WHAT TO WORK ON:
Reproduce the Excel import walkthrough from "Step 2: Copy" to "is in Table_prices.", substituting "Archive_Sheet" for "History_Worksheet".

SELECTED EXTRACT:
It is very common that you want to import data every day and keep it for future reference. It is easy to set up an import but unfortunately Excel always overwrites the old data with the current records. You might think that you could append data, after all there is a query type call append. However this does not append data to an existing table.
This problems has been discussed by Dirk Verliefden and Chris Dutch and others on Technet and I have built on their solution.
The trick is to create two tables
- A table bound to a query that gets the current data
- A table that appends the current data to itself
We cannot achieve this directly but can if we create a temporary table first.
Step 1: Create a table for your current data
Use Get and Transform Data on the Data Tab in the normal way.
You must make sure it has a key column. I use one derived from the current data and time as shown below. My table is called “Table_prices” (top right).
Step 2: Copy these data values into a new tab called “temp”
Step 3: Turn this into a new table
Rename this table (top right) to “table_temp”.
Step 4: Create a new query working against this table (this will be our final query)
Doing this will create a new worksheet which will be our final history table. Rename it History_Worksheet.
Step 5: Edit the query to append the current data
At the moment this is normal query. We will edit it and convert it into an Append query Home > Combine > Append. In my case the data I download is in Table_prices.
Save this query and view your worksheet History_Worksheet. It will now contain rows from both your original table and your temporary table.
Rename this new table “table_history”.
Step 6: Hack the query to use the history table instead of temp
Edit the query again. After the editor opens you click the Advanced Editor option (1) and look at the code (2). In line 2 it says that the Source for this table is “table_temp” and that this should be combined with the original data query, in my case “Table_prices” (line 4)

INFORMATION PROVIDED:
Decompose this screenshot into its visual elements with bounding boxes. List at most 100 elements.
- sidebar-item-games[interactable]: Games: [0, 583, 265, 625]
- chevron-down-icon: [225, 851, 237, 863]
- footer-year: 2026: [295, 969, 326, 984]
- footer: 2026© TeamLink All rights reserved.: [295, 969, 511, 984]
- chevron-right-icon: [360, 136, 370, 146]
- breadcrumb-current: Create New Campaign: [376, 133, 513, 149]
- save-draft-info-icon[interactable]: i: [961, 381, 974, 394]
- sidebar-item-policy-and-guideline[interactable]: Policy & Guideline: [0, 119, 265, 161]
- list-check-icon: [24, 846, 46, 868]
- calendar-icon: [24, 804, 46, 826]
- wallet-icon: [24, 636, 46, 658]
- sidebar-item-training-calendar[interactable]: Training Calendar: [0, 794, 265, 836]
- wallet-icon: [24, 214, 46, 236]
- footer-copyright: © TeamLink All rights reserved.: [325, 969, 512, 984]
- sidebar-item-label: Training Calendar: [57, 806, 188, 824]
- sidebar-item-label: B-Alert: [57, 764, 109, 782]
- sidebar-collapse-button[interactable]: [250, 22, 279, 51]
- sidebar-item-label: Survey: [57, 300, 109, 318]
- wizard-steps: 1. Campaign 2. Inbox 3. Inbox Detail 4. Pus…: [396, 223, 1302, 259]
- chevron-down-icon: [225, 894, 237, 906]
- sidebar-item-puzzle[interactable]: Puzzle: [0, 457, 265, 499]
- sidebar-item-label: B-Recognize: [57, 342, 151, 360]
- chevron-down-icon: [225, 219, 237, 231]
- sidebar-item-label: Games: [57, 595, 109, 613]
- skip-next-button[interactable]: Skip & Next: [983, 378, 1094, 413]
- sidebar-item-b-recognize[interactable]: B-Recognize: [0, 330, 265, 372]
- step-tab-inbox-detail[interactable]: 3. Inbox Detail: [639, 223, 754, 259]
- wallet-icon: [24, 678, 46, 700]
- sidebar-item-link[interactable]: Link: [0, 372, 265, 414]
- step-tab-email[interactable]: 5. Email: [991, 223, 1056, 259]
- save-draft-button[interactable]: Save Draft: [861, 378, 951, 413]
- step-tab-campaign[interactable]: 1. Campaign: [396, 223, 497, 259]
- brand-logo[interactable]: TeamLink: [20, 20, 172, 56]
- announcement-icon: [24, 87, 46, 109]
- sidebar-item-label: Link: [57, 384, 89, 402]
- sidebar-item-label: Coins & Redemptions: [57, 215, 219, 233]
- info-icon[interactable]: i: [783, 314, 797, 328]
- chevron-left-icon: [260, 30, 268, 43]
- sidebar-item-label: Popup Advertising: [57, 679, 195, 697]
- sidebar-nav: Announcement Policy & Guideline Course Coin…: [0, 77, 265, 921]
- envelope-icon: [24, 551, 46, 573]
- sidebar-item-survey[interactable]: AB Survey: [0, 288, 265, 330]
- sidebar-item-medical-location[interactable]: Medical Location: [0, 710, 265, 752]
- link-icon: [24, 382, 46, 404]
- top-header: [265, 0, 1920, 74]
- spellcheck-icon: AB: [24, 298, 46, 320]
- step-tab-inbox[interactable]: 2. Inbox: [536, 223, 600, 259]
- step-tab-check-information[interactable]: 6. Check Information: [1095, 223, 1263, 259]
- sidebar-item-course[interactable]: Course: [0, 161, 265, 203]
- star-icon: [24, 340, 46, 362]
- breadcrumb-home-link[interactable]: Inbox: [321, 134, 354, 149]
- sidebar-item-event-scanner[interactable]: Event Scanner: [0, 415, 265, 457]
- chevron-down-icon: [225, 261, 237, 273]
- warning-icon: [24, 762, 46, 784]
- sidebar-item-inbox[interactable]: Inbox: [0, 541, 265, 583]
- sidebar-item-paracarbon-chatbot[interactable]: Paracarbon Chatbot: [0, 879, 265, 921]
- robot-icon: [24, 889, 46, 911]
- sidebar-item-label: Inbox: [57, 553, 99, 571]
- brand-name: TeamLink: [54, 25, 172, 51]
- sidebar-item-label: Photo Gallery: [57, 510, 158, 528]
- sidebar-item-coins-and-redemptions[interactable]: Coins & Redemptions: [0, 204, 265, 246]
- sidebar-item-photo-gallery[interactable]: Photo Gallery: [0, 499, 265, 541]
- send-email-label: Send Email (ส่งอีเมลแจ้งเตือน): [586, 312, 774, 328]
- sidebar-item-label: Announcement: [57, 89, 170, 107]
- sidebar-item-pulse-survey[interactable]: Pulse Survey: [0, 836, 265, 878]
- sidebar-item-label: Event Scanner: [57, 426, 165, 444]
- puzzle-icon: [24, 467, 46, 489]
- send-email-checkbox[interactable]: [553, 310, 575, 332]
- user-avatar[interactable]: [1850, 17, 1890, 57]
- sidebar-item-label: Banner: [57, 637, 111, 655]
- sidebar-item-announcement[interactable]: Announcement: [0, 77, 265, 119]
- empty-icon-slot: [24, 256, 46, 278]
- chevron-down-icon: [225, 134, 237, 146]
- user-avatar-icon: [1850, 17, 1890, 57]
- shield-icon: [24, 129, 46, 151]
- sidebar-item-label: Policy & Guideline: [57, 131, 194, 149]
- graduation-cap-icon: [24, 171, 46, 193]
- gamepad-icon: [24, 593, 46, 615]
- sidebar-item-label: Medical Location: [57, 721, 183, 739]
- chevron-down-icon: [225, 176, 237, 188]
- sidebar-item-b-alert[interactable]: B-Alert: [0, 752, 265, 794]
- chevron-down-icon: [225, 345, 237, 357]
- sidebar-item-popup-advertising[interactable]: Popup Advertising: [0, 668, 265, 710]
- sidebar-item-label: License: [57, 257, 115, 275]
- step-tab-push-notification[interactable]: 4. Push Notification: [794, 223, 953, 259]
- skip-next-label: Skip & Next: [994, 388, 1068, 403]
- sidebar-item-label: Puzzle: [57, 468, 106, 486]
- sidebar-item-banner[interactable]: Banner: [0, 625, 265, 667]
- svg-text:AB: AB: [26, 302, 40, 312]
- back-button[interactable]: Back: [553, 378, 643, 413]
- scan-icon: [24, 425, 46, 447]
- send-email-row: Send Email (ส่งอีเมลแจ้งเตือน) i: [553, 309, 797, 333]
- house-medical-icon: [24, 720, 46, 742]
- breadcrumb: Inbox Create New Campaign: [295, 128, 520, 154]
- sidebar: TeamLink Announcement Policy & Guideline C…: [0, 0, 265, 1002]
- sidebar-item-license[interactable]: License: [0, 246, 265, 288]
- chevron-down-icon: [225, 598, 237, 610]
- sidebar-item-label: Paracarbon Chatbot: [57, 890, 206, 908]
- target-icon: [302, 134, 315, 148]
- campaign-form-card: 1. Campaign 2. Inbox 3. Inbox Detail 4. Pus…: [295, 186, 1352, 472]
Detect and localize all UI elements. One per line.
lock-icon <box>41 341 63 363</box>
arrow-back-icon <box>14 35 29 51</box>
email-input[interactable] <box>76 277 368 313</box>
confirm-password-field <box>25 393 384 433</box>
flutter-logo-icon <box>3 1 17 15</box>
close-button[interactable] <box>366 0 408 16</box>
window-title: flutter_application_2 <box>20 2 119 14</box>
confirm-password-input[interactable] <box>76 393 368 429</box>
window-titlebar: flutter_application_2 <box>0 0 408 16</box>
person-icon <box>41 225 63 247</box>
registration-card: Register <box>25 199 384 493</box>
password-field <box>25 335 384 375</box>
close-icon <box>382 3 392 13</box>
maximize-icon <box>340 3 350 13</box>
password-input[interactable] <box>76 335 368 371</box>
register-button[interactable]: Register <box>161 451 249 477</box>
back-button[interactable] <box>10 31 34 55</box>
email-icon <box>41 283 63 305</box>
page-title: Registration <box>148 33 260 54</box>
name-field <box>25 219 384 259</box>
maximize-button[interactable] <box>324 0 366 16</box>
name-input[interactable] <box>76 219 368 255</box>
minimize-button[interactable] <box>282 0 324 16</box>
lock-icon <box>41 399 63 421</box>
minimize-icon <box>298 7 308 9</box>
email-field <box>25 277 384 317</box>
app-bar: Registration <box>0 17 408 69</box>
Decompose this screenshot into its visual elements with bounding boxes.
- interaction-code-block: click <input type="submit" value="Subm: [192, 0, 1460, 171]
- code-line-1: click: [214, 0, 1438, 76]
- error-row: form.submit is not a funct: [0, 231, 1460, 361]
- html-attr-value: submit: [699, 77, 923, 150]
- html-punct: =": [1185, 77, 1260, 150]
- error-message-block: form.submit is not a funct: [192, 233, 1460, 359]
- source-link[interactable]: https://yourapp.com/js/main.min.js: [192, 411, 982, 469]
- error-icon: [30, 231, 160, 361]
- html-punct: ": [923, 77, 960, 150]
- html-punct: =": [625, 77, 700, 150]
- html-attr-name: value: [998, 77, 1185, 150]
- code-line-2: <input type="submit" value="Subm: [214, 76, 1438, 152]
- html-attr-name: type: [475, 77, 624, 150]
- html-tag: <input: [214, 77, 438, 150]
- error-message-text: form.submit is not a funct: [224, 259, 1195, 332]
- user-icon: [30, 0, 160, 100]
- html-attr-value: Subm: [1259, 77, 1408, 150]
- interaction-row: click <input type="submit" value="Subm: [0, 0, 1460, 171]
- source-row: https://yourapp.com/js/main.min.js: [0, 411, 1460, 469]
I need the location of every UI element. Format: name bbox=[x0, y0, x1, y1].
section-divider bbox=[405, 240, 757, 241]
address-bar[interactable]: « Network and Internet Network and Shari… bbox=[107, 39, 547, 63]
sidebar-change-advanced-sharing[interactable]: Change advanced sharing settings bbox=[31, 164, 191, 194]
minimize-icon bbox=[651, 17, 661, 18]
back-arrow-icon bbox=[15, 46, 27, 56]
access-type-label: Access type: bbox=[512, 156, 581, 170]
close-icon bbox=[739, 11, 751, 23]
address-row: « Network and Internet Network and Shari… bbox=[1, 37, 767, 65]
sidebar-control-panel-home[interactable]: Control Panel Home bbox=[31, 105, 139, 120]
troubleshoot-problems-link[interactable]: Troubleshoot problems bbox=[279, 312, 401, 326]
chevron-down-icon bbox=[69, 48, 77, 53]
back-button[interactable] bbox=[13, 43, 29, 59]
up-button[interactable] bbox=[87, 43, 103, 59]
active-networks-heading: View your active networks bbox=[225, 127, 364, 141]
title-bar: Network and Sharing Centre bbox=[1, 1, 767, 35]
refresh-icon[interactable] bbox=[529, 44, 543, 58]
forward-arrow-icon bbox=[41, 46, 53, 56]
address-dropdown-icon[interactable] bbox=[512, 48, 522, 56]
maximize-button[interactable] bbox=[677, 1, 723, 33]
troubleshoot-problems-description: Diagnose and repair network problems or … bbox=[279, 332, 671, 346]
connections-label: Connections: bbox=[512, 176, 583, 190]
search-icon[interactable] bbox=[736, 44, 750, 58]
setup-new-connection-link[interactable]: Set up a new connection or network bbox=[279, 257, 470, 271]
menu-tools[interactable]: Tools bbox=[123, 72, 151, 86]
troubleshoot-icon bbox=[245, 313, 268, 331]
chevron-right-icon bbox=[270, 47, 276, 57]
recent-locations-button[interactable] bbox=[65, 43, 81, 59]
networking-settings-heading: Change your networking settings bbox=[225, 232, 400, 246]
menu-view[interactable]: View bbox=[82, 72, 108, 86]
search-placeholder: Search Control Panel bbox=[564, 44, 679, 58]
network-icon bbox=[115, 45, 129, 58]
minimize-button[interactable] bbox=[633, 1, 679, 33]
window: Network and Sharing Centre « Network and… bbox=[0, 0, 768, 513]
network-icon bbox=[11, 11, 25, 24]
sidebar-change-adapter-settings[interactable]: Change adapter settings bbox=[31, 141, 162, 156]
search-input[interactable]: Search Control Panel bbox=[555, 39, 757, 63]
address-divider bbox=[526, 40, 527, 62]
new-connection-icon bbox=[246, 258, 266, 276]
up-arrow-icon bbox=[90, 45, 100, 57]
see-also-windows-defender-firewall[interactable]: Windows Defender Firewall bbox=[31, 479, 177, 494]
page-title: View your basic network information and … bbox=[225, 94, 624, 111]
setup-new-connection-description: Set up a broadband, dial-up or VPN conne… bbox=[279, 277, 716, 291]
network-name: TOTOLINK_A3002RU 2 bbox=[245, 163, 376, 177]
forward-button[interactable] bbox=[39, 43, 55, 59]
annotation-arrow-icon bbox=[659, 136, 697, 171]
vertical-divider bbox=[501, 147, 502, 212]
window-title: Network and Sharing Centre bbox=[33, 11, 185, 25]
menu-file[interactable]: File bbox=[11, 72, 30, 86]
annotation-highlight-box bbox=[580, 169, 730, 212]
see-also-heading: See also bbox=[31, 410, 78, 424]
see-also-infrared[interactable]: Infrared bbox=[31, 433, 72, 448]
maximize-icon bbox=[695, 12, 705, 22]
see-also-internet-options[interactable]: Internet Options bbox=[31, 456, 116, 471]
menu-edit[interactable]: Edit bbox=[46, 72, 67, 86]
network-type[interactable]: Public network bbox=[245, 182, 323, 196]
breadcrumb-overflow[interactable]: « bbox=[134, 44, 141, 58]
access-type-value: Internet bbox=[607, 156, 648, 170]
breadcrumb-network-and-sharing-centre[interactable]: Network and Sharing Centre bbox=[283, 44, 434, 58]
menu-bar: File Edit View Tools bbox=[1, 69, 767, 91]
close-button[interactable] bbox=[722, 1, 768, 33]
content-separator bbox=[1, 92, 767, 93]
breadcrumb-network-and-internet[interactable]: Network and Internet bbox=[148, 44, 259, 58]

WRITTEN RESPONSE:
Step 2: Copy these data values into a new tab called “temp”
Step 3: Turn this into a new table
Rename this table (top right) to “table_temp”.
Step 4: Create a new query working against this table (this will be our final query)
Doing this will create a new worksheet which will be our final history table. Rename it Archive_Sheet.
Step 5: Edit the query to append the current data
At the moment this is normal query. We will edit it and convert it into an Append query Home > Combine > Append. In my case the data I download is in Table_prices.